[WHAT YOU HAVE TO DO]: Repeat the records below exactly, leaving out any pictures.

[DATASET RECORDS]:
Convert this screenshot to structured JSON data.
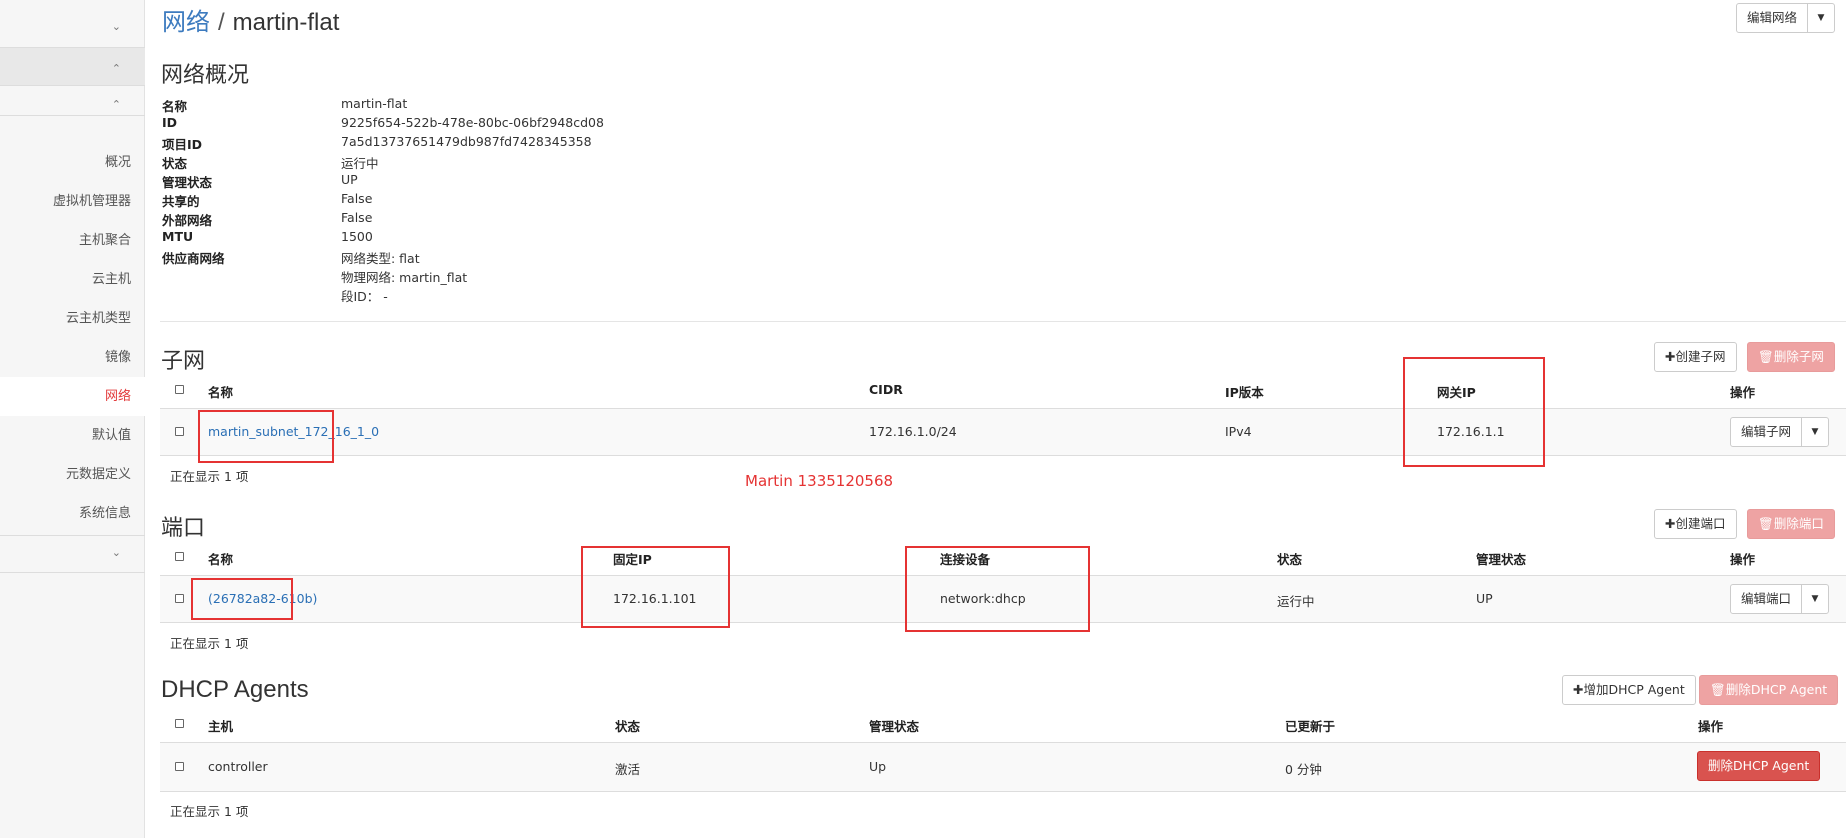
{
  "sidebar": {
    "items": [
      {
        "label": "概况"
      },
      {
        "label": "虚拟机管理器"
      },
      {
        "label": "主机聚合"
      },
      {
        "label": "云主机"
      },
      {
        "label": "云主机类型"
      },
      {
        "label": "镜像"
      },
      {
        "label": "网络",
        "active": true
      },
      {
        "label": "默认值"
      },
      {
        "label": "元数据定义"
      },
      {
        "label": "系统信息"
      }
    ]
  },
  "header": {
    "breadcrumb_link": "网络",
    "separator": "/",
    "current": "martin-flat",
    "edit_button": "编辑网络"
  },
  "overview": {
    "title": "网络概况",
    "rows": [
      {
        "label": "名称",
        "value": "martin-flat"
      },
      {
        "label": "ID",
        "value": "9225f654-522b-478e-80bc-06bf2948cd08"
      },
      {
        "label": "项目ID",
        "value": "7a5d13737651479db987fd7428345358"
      },
      {
        "label": "状态",
        "value": "运行中"
      },
      {
        "label": "管理状态",
        "value": "UP"
      },
      {
        "label": "共享的",
        "value": "False"
      },
      {
        "label": "外部网络",
        "value": "False"
      },
      {
        "label": "MTU",
        "value": "1500"
      },
      {
        "label": "供应商网络",
        "value": "网络类型: flat"
      }
    ],
    "provider_extra": [
      "物理网络: martin_flat",
      "段ID： -"
    ]
  },
  "subnets": {
    "title": "子网",
    "create_button": "创建子网",
    "delete_button": "删除子网",
    "headers": [
      "名称",
      "CIDR",
      "IP版本",
      "网关IP",
      "操作"
    ],
    "rows": [
      {
        "name": "martin_subnet_172_16_1_0",
        "cidr": "172.16.1.0/24",
        "ip_version": "IPv4",
        "gateway": "172.16.1.1",
        "action": "编辑子网"
      }
    ],
    "footer": "正在显示 1 项"
  },
  "watermark": "Martin 1335120568",
  "ports": {
    "title": "端口",
    "create_button": "创建端口",
    "delete_button": "删除端口",
    "headers": [
      "名称",
      "固定IP",
      "连接设备",
      "状态",
      "管理状态",
      "操作"
    ],
    "rows": [
      {
        "name": "(26782a82-610b)",
        "fixed_ip": "172.16.1.101",
        "device": "network:dhcp",
        "status": "运行中",
        "admin_state": "UP",
        "action": "编辑端口"
      }
    ],
    "footer": "正在显示 1 项"
  },
  "dhcp": {
    "title": "DHCP Agents",
    "add_button": "增加DHCP Agent",
    "delete_button": "删除DHCP Agent",
    "headers": [
      "主机",
      "状态",
      "管理状态",
      "已更新于",
      "操作"
    ],
    "rows": [
      {
        "host": "controller",
        "status": "激活",
        "admin_state": "Up",
        "updated": "0 分钟",
        "action": "删除DHCP Agent"
      }
    ],
    "footer": "正在显示 1 项"
  },
  "colors": {
    "accent": "#3d7bbf",
    "danger": "#d9534f",
    "annotation": "#e53333",
    "active_nav": "#e2393a"
  }
}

[TASK ANSWER]:
Convert this screenshot to structured JSON data.
{
  "sidebar": {
    "items": [
      {
        "label": "概况"
      },
      {
        "label": "虚拟机管理器"
      },
      {
        "label": "主机聚合"
      },
      {
        "label": "云主机"
      },
      {
        "label": "云主机类型"
      },
      {
        "label": "镜像"
      },
      {
        "label": "网络",
        "active": true
      },
      {
        "label": "默认值"
      },
      {
        "label": "元数据定义"
      },
      {
        "label": "系统信息"
      }
    ]
  },
  "header": {
    "breadcrumb_link": "网络",
    "separator": "/",
    "current": "martin-flat",
    "edit_button": "编辑网络"
  },
  "overview": {
    "title": "网络概况",
    "rows": [
      {
        "label": "名称",
        "value": "martin-flat"
      },
      {
        "label": "ID",
        "value": "9225f654-522b-478e-80bc-06bf2948cd08"
      },
      {
        "label": "项目ID",
        "value": "7a5d13737651479db987fd7428345358"
      },
      {
        "label": "状态",
        "value": "运行中"
      },
      {
        "label": "管理状态",
        "value": "UP"
      },
      {
        "label": "共享的",
        "value": "False"
      },
      {
        "label": "外部网络",
        "value": "False"
      },
      {
        "label": "MTU",
        "value": "1500"
      },
      {
        "label": "供应商网络",
        "value": "网络类型: flat"
      }
    ],
    "provider_extra": [
      "物理网络: martin_flat",
      "段ID： -"
    ]
  },
  "subnets": {
    "title": "子网",
    "create_button": "创建子网",
    "delete_button": "删除子网",
    "headers": [
      "名称",
      "CIDR",
      "IP版本",
      "网关IP",
      "操作"
    ],
    "rows": [
      {
        "name": "martin_subnet_172_16_1_0",
        "cidr": "172.16.1.0/24",
        "ip_version": "IPv4",
        "gateway": "172.16.1.1",
        "action": "编辑子网"
      }
    ],
    "footer": "正在显示 1 项"
  },
  "watermark": "Martin 1335120568",
  "ports": {
    "title": "端口",
    "create_button": "创建端口",
    "delete_button": "删除端口",
    "headers": [
      "名称",
      "固定IP",
      "连接设备",
      "状态",
      "管理状态",
      "操作"
    ],
    "rows": [
      {
        "name": "(26782a82-610b)",
        "fixed_ip": "172.16.1.101",
        "device": "network:dhcp",
        "status": "运行中",
        "admin_state": "UP",
        "action": "编辑端口"
      }
    ],
    "footer": "正在显示 1 项"
  },
  "dhcp": {
    "title": "DHCP Agents",
    "add_button": "增加DHCP Agent",
    "delete_button": "删除DHCP Agent",
    "headers": [
      "主机",
      "状态",
      "管理状态",
      "已更新于",
      "操作"
    ],
    "rows": [
      {
        "host": "controller",
        "status": "激活",
        "admin_state": "Up",
        "updated": "0 分钟",
        "action": "删除DHCP Agent"
      }
    ],
    "footer": "正在显示 1 项"
  },
  "colors": {
    "accent": "#3d7bbf",
    "danger": "#d9534f",
    "annotation": "#e53333",
    "active_nav": "#e2393a"
  }
}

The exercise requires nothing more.